• **Data shown**
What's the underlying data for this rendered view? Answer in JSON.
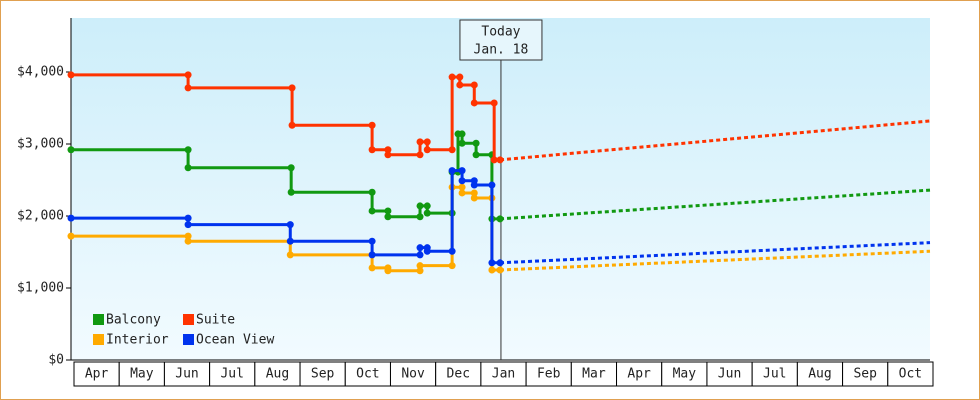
{
  "chart_data": {
    "type": "step-line",
    "ylim": [
      0,
      4750
    ],
    "yticks": [
      {
        "value": 0,
        "label": "$0"
      },
      {
        "value": 1000,
        "label": "$1,000"
      },
      {
        "value": 2000,
        "label": "$2,000"
      },
      {
        "value": 3000,
        "label": "$3,000"
      },
      {
        "value": 4000,
        "label": "$4,000"
      }
    ],
    "xlim": [
      0,
      19
    ],
    "xticks": [
      {
        "value": 0.5,
        "label": "Apr"
      },
      {
        "value": 1.5,
        "label": "May"
      },
      {
        "value": 2.5,
        "label": "Jun"
      },
      {
        "value": 3.5,
        "label": "Jul"
      },
      {
        "value": 4.5,
        "label": "Aug"
      },
      {
        "value": 5.5,
        "label": "Sep"
      },
      {
        "value": 6.5,
        "label": "Oct"
      },
      {
        "value": 7.5,
        "label": "Nov"
      },
      {
        "value": 8.5,
        "label": "Dec"
      },
      {
        "value": 9.5,
        "label": "Jan"
      },
      {
        "value": 10.5,
        "label": "Feb"
      },
      {
        "value": 11.5,
        "label": "Mar"
      },
      {
        "value": 12.5,
        "label": "Apr"
      },
      {
        "value": 13.5,
        "label": "May"
      },
      {
        "value": 14.5,
        "label": "Jun"
      },
      {
        "value": 15.5,
        "label": "Jul"
      },
      {
        "value": 16.5,
        "label": "Aug"
      },
      {
        "value": 17.5,
        "label": "Sep"
      },
      {
        "value": 18.5,
        "label": "Oct"
      }
    ],
    "annotation": {
      "text": [
        "Today",
        "Jan. 18"
      ],
      "x": 9.51
    },
    "legend": "lower left",
    "series": [
      {
        "name": "Balcony",
        "color": "#119911",
        "x": [
          0,
          2.59,
          2.59,
          4.87,
          4.87,
          6.66,
          6.66,
          7.01,
          7.01,
          7.72,
          7.72,
          7.88,
          7.88,
          8.43,
          8.43,
          8.56,
          8.56,
          8.65,
          8.65,
          8.96,
          8.96,
          9.31,
          9.31,
          9.49
        ],
        "values": [
          2920,
          2920,
          2670,
          2670,
          2330,
          2330,
          2070,
          2070,
          1990,
          1990,
          2140,
          2140,
          2040,
          2040,
          2610,
          2610,
          3140,
          3140,
          3010,
          3010,
          2850,
          2850,
          1960,
          1960
        ],
        "forecast": {
          "x": [
            9.49,
            19
          ],
          "values": [
            1960,
            2360
          ]
        }
      },
      {
        "name": "Suite",
        "color": "#ff3300",
        "x": [
          0,
          2.59,
          2.59,
          4.89,
          4.89,
          6.66,
          6.66,
          7.01,
          7.01,
          7.72,
          7.72,
          7.88,
          7.88,
          8.43,
          8.43,
          8.6,
          8.6,
          8.92,
          8.92,
          9.36,
          9.36,
          9.49
        ],
        "values": [
          3960,
          3960,
          3780,
          3780,
          3260,
          3260,
          2920,
          2920,
          2850,
          2850,
          3030,
          3030,
          2920,
          2920,
          3930,
          3930,
          3820,
          3820,
          3570,
          3570,
          2780,
          2780
        ],
        "forecast": {
          "x": [
            9.49,
            19
          ],
          "values": [
            2780,
            3320
          ]
        }
      },
      {
        "name": "Interior",
        "color": "#ffaa00",
        "x": [
          0,
          2.59,
          2.59,
          4.85,
          4.85,
          6.66,
          6.66,
          7.01,
          7.01,
          7.72,
          7.72,
          8.43,
          8.43,
          8.65,
          8.65,
          8.92,
          8.92,
          9.31,
          9.31,
          9.49
        ],
        "values": [
          1720,
          1720,
          1650,
          1650,
          1460,
          1460,
          1280,
          1280,
          1240,
          1240,
          1310,
          1310,
          2400,
          2400,
          2320,
          2320,
          2250,
          2250,
          1250,
          1250
        ],
        "forecast": {
          "x": [
            9.49,
            19
          ],
          "values": [
            1250,
            1510
          ]
        }
      },
      {
        "name": "Ocean View",
        "color": "#0033ee",
        "x": [
          0,
          2.59,
          2.59,
          4.85,
          4.85,
          6.66,
          6.66,
          7.72,
          7.72,
          7.88,
          7.88,
          8.43,
          8.43,
          8.65,
          8.65,
          8.92,
          8.92,
          9.31,
          9.31,
          9.49
        ],
        "values": [
          1970,
          1970,
          1880,
          1880,
          1650,
          1650,
          1460,
          1460,
          1560,
          1560,
          1510,
          1510,
          2630,
          2630,
          2490,
          2490,
          2430,
          2430,
          1350,
          1350
        ],
        "forecast": {
          "x": [
            9.49,
            19
          ],
          "values": [
            1350,
            1630
          ]
        }
      }
    ]
  }
}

• **The request**
Copy out all lines that carry the word "color".

• **Answer below**
        "color": "#119911",
        "color": "#ff3300",
        "color": "#ffaa00",
        "color": "#0033ee",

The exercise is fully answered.